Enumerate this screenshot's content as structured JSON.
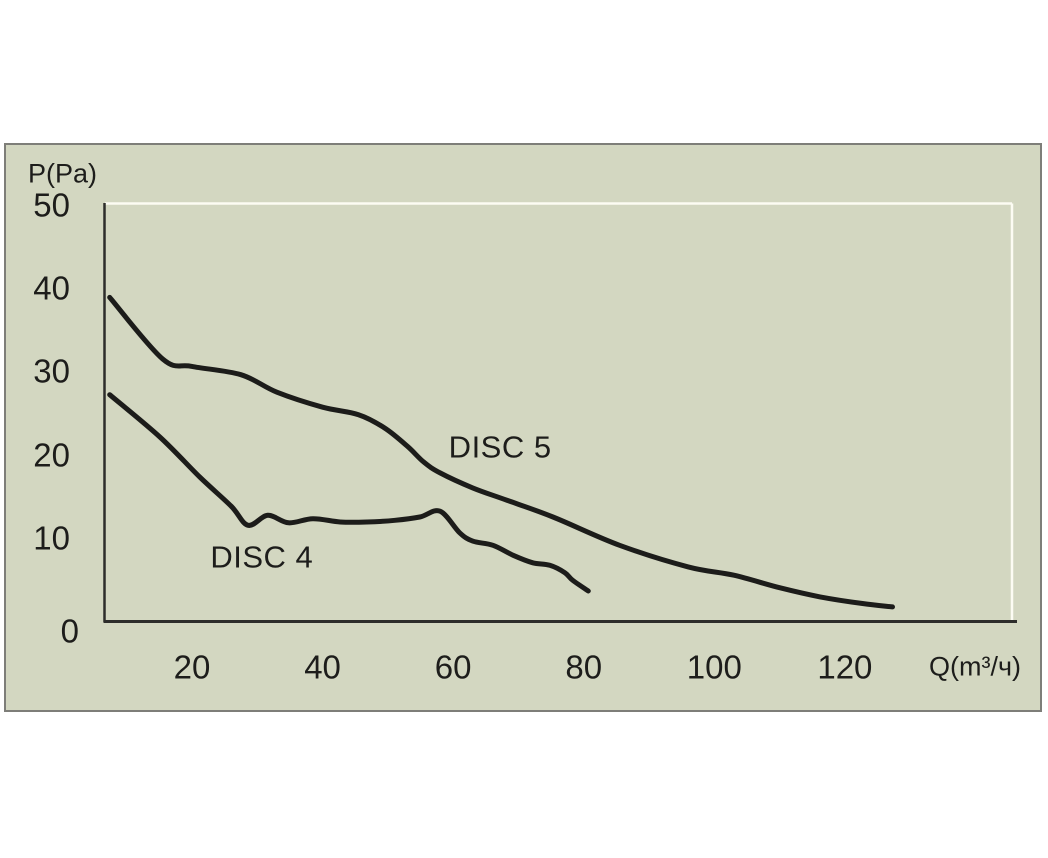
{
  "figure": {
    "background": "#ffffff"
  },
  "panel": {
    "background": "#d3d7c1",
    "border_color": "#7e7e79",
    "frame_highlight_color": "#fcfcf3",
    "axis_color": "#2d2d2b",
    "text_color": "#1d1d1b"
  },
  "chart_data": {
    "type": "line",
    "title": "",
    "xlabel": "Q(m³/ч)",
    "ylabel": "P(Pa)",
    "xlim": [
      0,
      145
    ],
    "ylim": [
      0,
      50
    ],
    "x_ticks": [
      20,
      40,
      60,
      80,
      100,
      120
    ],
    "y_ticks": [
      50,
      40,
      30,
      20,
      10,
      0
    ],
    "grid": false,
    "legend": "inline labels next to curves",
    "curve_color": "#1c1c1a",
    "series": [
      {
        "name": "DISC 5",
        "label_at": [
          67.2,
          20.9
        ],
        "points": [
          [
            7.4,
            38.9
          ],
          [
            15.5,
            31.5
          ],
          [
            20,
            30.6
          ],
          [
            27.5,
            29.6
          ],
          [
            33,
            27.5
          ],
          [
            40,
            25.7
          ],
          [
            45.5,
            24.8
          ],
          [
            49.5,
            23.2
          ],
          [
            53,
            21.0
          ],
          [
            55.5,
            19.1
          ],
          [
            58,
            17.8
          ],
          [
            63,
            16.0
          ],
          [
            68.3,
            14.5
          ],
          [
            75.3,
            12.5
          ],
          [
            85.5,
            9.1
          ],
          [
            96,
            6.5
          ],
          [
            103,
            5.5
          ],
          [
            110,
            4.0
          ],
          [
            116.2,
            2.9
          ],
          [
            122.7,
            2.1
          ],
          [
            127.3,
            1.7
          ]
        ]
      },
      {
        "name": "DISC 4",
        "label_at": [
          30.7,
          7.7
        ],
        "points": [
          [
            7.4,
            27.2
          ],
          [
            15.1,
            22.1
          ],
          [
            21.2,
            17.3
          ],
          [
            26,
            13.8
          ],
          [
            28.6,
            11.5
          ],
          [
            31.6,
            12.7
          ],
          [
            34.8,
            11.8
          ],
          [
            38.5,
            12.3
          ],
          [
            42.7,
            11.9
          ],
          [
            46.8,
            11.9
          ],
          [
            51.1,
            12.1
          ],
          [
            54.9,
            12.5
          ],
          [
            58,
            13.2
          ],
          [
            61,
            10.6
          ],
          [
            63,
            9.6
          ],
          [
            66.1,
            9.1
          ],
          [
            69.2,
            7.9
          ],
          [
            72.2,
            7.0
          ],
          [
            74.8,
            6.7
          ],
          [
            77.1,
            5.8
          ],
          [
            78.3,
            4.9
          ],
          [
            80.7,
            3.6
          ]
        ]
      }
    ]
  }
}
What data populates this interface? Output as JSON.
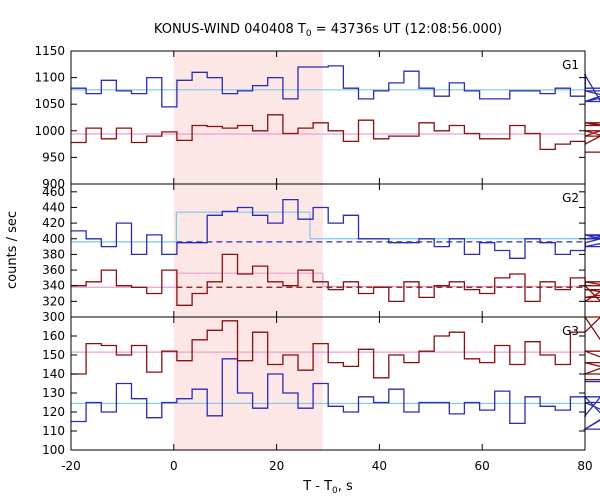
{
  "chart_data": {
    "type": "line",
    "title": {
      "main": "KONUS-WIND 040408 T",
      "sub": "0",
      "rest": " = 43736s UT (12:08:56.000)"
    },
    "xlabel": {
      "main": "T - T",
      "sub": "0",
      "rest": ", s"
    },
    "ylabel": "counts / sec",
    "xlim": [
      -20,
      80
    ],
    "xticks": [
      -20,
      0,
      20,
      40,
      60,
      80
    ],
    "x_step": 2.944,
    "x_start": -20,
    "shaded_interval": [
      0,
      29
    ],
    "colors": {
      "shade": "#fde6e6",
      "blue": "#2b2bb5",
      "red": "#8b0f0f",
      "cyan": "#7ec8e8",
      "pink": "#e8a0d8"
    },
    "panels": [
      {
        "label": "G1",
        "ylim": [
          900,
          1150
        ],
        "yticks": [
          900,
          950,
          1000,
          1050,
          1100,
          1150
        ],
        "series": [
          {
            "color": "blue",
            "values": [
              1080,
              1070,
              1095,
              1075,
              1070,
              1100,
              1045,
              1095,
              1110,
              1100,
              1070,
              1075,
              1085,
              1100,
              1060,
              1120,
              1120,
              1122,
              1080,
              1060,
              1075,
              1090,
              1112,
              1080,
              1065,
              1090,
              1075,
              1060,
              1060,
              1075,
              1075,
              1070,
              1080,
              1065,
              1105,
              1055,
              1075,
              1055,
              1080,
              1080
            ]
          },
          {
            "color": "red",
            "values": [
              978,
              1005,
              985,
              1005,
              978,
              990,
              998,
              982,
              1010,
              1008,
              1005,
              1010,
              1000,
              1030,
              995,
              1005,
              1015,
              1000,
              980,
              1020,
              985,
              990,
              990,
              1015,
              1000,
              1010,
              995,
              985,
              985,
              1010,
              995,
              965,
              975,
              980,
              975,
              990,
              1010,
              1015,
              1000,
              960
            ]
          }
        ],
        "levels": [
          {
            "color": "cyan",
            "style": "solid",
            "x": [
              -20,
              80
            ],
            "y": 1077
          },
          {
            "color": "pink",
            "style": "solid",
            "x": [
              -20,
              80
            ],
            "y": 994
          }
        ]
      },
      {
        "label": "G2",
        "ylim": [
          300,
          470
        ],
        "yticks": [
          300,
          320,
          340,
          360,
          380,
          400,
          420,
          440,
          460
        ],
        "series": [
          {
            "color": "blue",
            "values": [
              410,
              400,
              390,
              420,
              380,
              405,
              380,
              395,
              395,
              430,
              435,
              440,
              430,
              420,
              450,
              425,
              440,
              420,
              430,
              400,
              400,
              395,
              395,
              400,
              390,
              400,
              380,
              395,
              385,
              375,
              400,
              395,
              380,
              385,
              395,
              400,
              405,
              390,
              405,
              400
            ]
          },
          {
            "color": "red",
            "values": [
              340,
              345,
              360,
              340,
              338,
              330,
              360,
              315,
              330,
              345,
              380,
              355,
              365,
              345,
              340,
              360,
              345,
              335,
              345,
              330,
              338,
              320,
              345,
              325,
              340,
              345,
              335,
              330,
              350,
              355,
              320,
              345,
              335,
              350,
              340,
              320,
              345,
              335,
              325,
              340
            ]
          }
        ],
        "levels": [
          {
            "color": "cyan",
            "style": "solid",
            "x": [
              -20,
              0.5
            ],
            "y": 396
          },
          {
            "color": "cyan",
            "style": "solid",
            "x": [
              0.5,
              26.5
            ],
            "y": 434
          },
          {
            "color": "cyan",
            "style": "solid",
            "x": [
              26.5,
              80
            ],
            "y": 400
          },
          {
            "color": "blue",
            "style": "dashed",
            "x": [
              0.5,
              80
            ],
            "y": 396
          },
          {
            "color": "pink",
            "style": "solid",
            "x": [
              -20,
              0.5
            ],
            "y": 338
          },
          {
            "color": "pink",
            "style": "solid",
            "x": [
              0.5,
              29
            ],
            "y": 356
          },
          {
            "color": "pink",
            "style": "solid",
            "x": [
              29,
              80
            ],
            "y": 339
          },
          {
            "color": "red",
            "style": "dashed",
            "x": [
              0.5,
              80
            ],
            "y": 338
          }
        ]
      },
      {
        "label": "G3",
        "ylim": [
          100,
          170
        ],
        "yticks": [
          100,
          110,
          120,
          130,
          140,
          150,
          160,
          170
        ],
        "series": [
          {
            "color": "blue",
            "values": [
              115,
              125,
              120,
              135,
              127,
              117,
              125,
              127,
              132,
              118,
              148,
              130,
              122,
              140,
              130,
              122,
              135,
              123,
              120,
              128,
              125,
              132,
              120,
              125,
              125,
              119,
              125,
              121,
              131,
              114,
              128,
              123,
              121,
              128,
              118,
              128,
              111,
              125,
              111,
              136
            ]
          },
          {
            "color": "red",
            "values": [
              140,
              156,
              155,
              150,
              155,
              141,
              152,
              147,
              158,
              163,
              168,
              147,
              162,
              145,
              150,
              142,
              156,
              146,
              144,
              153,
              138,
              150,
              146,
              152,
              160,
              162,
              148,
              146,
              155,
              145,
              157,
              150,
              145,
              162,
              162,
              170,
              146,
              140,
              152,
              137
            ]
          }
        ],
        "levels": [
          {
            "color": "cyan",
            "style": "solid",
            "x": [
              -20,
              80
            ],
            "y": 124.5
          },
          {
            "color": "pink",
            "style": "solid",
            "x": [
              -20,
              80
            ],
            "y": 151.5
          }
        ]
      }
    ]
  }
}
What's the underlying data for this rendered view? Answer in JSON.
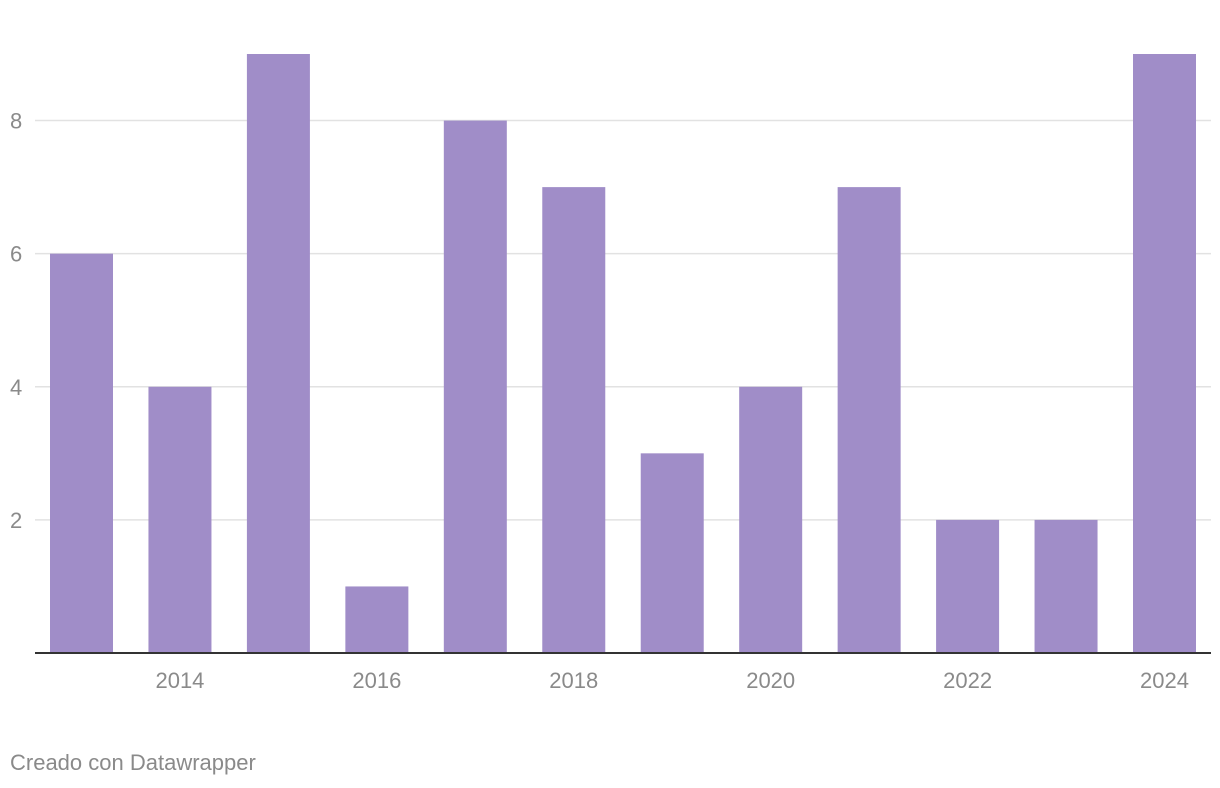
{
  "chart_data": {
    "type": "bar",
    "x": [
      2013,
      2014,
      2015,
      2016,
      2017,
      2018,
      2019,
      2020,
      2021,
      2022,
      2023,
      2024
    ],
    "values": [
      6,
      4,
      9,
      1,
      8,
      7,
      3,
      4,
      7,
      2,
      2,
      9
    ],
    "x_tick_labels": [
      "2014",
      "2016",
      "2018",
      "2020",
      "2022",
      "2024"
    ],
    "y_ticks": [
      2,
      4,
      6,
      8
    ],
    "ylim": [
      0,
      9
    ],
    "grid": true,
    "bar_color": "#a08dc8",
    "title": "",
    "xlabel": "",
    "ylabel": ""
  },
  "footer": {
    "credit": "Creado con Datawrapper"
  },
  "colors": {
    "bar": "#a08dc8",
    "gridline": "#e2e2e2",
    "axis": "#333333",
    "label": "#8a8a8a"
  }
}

* [What the task requires] Pull out and copy each line containing the string "JSON".

* [Correct answer]
Enumerate this screenshot's content as structured JSON.
What data populates this interface? Output as JSON.
What's the underlying data for this rendered view? Answer in JSON.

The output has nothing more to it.